• [Task requirements]:
(1) Say whether each statement agrees with the Dataframe Factory notebook, answering yes or no and quoting the deciding words. (a) The city names are passed through unidecode. (b) Each city ID is generated with uuid1. (c) The loop that maps UF codes reports 5570 total rows.
(2) Rewrite the stretch of the Dataframe Factory notebook from "total rows in uf_codes 5570" through "formated_names.append(formated_city_name)", changing "cities_names" to "city_list".

# Dataframe Factory
We will use two public dataset to create a unique dataset to scrapy some neighborhood in brazil.

In [54]:
# Dependencies
import pandas as pd
from unidecode import unidecode
import numpy as np
import requests
import uuid

In [11]:
# Use public dataframes

states = pd.read_csv("https://raw.githubusercontent.com/kelvins/Municipios-Brasileiros/main/csv/estados.csv")
cities = pd.read_csv("https://raw.githubusercontent.com/kelvins/Municipios-Brasileiros/main/csv/municipios.csv")

In [20]:
# Create column with UF names in the order of cities
uf_codes = cities["codigo_uf"]
uf_order_by_code = []
for code in uf_codes:
    row = states.loc[states["codigo_uf"] == code]
    uf_order_by_code.append(row["uf"].values[0])
    
print(f"total rows in uf_codes {len(uf_codes)}")
print(f"total row in uf_order_by_code {len(uf_order_by_code)}")

total rows in uf_codes 5570
total row in uf_order_by_code 5570


In [83]:
# Format the cities names
cities_names = cities["nome"].values
formated_names = []
for city_name in cities_names:
    formated_city_name = unidecode(city_name)
    formated_names.append(formated_city_name)
    
print(f"total row in formated_names {len(formated_names)}")

total row in formated_names 5570


In [84]:
# Create capital column and set unique id for each city
capital = cities["capital"].values
cities_ids = []
for index in range(len(capital)):
    cities_ids.append(uuid.uuid4())

print(f"total row in capital {len(capital)}")
print(f"total row in cities_ids {len(set(cities_ids))}")

total row in capital 5570
total row in cities_ids 5570


In [96]:
# Create new dataframe
df_blueprint = {
    "city_id": cities_ids,
    "city_names": formated_names,
    "relative_uf": uf_order_by_code,
    "capital": capital    
}

df = pd.DataFrame(df_blueprint)

• [Data provided]:

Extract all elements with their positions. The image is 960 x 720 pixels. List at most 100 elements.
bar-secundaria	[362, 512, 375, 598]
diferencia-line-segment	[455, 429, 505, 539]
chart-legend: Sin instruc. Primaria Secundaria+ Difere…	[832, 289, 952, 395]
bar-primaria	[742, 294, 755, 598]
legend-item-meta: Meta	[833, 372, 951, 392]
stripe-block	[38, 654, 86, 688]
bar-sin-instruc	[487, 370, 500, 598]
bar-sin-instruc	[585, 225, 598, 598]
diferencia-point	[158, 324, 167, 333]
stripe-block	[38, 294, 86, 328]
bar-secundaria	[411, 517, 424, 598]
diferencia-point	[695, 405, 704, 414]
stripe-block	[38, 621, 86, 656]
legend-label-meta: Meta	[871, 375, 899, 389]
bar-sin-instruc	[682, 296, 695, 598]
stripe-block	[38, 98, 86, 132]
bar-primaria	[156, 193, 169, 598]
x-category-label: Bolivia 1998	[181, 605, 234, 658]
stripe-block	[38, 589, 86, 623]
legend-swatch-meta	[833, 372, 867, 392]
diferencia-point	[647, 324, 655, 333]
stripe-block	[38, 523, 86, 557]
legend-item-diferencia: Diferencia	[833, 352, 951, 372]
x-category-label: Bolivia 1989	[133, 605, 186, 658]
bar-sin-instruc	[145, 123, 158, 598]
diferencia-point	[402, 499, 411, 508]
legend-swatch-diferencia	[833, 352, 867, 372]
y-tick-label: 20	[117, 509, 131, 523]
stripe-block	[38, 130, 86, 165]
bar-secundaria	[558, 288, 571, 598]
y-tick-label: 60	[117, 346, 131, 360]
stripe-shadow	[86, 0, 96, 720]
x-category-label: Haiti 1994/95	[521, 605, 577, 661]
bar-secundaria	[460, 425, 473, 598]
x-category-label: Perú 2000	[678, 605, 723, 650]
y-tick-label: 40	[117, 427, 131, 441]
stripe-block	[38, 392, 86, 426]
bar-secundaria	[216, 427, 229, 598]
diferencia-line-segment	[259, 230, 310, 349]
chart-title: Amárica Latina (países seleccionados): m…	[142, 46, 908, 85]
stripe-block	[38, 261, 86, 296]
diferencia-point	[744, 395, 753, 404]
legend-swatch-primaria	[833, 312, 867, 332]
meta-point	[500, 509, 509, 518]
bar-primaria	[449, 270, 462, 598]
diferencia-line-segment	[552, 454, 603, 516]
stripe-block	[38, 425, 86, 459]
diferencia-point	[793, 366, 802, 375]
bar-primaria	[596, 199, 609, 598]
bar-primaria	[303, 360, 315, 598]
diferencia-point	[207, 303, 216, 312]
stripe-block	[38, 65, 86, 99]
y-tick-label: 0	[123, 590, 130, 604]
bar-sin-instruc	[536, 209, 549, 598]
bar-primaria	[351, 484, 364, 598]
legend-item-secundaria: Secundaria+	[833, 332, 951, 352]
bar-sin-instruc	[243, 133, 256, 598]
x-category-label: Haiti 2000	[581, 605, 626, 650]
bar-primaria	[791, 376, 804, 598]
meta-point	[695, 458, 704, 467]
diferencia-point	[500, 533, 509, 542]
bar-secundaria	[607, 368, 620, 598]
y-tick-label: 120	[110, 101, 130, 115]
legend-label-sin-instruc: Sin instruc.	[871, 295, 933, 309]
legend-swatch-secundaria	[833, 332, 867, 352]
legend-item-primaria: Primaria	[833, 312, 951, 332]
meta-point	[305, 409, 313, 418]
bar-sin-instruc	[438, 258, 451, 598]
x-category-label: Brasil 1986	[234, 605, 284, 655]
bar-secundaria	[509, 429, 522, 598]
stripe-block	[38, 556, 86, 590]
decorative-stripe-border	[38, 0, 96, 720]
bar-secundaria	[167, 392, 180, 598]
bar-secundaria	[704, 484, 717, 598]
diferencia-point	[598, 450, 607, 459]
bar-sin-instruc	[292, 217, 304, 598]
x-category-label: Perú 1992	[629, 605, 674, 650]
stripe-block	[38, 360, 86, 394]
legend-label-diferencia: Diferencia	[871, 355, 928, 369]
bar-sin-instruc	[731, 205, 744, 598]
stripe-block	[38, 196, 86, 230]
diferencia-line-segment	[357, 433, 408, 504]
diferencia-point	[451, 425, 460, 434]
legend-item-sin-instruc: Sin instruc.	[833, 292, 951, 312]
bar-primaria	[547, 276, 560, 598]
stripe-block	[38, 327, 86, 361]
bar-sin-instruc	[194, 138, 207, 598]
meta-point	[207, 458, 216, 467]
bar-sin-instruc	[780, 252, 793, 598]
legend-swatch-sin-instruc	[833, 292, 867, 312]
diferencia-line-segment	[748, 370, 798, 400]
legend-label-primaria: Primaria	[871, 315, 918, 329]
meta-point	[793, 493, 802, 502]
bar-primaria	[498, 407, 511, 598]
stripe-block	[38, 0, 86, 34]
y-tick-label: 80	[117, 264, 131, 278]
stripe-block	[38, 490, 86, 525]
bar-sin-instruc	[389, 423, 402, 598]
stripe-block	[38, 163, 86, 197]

• [Solved problems]:
(1)
(a) Yes: "formated_city_name = unidecode(city_name)"
(b) No: "cities_ids.append(uuid.uuid4())"
(c) Yes: "total rows in uf_codes 5570"

(2)
total rows in uf_codes 5570
total row in uf_order_by_code 5570


In [83]:
# Format the cities names
city_list = cities["nome"].values
formated_names = []
for city_name in city_list:
    formated_city_name = unidecode(city_name)
    formated_names.append(formated_city_name)